Written exercise: Give only the number of lines in the data that include the string "close".

Input rows:
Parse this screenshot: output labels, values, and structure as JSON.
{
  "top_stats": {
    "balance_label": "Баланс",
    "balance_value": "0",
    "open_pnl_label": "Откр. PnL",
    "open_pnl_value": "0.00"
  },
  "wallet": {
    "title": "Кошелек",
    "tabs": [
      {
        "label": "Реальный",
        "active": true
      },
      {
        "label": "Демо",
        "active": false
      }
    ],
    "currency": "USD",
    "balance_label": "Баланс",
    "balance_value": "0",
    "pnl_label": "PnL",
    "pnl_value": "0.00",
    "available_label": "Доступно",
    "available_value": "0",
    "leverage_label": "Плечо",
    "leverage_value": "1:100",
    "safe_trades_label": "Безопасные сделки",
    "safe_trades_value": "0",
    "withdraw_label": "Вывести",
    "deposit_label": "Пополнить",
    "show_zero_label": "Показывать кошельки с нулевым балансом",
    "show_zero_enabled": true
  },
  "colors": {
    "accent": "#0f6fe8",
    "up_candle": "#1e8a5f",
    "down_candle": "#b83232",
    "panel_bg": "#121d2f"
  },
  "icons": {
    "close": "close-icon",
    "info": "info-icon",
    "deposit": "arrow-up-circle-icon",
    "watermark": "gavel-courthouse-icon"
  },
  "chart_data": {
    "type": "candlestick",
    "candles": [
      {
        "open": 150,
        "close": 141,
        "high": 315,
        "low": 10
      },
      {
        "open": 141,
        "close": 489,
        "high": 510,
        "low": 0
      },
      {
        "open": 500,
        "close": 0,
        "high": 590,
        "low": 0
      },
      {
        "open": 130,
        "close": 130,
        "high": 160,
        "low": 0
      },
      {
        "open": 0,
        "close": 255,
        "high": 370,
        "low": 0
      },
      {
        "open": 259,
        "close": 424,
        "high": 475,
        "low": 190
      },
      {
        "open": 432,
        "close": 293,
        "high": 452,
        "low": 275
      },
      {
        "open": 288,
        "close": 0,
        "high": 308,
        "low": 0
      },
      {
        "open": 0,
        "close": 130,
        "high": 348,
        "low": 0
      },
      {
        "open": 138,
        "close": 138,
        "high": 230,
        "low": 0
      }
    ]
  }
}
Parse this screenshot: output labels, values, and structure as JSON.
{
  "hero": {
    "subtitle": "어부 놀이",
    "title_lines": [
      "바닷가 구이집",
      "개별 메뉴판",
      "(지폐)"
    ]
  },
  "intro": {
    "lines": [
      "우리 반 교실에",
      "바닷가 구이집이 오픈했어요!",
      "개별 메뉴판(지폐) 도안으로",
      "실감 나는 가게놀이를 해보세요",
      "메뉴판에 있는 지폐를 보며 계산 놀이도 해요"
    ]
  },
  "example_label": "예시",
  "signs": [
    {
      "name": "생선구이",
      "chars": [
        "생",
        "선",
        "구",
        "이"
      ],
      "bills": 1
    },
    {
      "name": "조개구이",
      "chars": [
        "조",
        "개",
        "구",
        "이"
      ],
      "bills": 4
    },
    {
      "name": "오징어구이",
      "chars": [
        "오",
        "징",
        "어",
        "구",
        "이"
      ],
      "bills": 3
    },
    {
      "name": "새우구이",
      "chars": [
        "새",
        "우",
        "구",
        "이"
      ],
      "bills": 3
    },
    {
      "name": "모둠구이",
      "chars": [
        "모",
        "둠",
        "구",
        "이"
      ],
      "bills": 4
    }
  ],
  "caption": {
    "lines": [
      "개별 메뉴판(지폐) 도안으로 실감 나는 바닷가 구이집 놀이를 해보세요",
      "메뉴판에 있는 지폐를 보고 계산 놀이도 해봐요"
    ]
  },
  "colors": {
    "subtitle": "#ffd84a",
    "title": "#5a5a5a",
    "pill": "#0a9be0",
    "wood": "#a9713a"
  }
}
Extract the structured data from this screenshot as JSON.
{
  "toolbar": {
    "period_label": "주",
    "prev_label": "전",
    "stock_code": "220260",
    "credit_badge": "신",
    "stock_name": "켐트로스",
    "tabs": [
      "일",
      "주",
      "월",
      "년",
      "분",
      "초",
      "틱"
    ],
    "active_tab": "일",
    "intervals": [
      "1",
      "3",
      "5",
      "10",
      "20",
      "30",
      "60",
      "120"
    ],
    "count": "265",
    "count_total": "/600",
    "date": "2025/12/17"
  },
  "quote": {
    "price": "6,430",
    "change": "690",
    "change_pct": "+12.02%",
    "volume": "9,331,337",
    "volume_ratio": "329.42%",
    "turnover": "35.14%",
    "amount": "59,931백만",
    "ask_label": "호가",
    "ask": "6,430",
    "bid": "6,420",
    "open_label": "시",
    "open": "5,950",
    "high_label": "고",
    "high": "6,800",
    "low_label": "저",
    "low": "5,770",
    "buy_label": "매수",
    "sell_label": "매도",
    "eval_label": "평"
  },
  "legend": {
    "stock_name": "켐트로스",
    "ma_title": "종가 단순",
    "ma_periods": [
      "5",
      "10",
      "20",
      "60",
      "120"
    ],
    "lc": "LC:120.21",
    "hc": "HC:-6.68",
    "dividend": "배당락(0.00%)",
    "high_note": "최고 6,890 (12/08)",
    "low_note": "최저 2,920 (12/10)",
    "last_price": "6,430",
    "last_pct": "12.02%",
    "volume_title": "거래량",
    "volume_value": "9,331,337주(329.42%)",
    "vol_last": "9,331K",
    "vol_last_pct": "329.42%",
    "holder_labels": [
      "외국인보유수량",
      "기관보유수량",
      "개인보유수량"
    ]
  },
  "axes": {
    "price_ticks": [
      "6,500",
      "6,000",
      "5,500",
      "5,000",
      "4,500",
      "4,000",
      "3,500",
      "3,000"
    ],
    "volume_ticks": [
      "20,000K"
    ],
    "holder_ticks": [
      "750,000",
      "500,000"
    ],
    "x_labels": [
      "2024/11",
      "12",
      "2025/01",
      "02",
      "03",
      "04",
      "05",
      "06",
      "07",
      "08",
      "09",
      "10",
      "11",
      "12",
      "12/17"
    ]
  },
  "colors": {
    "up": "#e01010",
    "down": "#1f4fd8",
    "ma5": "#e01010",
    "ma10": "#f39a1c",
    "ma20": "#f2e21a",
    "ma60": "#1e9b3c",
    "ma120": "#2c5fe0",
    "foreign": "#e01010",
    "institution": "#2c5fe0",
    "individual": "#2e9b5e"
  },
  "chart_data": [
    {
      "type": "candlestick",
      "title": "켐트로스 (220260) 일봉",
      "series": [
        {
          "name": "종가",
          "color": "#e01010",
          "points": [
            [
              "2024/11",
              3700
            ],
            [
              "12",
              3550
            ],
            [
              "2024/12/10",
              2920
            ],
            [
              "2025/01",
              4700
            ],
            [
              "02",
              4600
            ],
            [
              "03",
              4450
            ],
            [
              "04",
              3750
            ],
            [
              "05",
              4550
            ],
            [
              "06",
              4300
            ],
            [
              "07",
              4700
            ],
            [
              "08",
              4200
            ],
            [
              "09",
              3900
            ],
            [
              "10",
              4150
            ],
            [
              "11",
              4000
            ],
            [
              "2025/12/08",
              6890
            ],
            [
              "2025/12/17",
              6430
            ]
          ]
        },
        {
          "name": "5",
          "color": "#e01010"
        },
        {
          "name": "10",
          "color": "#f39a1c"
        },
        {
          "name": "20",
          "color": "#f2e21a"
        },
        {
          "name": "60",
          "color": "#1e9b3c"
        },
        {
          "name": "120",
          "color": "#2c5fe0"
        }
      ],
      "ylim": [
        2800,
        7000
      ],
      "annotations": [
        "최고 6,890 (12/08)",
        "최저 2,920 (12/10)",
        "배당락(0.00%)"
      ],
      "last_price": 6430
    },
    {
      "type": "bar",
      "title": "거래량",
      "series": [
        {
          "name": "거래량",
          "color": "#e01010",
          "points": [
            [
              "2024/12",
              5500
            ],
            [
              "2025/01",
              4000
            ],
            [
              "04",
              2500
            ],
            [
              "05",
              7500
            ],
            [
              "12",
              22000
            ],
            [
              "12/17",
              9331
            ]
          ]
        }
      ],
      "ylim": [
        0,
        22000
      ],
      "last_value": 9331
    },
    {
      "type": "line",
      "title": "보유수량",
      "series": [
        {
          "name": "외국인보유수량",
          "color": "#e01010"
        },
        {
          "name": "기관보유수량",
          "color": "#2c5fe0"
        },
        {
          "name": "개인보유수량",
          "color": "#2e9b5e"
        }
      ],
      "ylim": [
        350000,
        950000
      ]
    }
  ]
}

Task output: 11